Short exercise
Check each line of the data below for the word "Daily", then extract the ones that have it.

Material

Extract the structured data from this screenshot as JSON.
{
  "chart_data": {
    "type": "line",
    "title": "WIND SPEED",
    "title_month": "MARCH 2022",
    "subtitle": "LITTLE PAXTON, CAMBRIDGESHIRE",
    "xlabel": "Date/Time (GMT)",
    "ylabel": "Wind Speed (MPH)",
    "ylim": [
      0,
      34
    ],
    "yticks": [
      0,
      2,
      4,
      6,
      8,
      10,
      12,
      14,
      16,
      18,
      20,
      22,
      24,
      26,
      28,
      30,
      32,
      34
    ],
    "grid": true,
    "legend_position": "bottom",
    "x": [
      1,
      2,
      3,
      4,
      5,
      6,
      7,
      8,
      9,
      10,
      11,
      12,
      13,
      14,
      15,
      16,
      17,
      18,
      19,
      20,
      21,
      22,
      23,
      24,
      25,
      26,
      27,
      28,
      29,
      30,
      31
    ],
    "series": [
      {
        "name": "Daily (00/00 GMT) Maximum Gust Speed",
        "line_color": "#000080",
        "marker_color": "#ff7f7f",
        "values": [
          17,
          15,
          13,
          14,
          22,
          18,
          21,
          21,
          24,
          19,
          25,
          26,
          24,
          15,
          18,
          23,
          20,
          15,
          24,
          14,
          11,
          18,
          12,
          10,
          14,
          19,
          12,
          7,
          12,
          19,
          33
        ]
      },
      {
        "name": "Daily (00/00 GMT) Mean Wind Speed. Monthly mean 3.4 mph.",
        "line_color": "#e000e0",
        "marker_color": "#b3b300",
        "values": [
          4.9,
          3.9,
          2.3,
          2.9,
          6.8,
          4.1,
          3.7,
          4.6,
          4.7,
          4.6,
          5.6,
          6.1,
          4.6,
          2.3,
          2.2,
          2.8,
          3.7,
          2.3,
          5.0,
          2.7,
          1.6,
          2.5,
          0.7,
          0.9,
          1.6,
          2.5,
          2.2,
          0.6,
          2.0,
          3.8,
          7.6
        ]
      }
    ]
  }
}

Task answer
        "name": "Daily (00/00 GMT) Maximum Gust Speed",
        "name": "Daily (00/00 GMT) Mean Wind Speed. Monthly mean 3.4 mph.",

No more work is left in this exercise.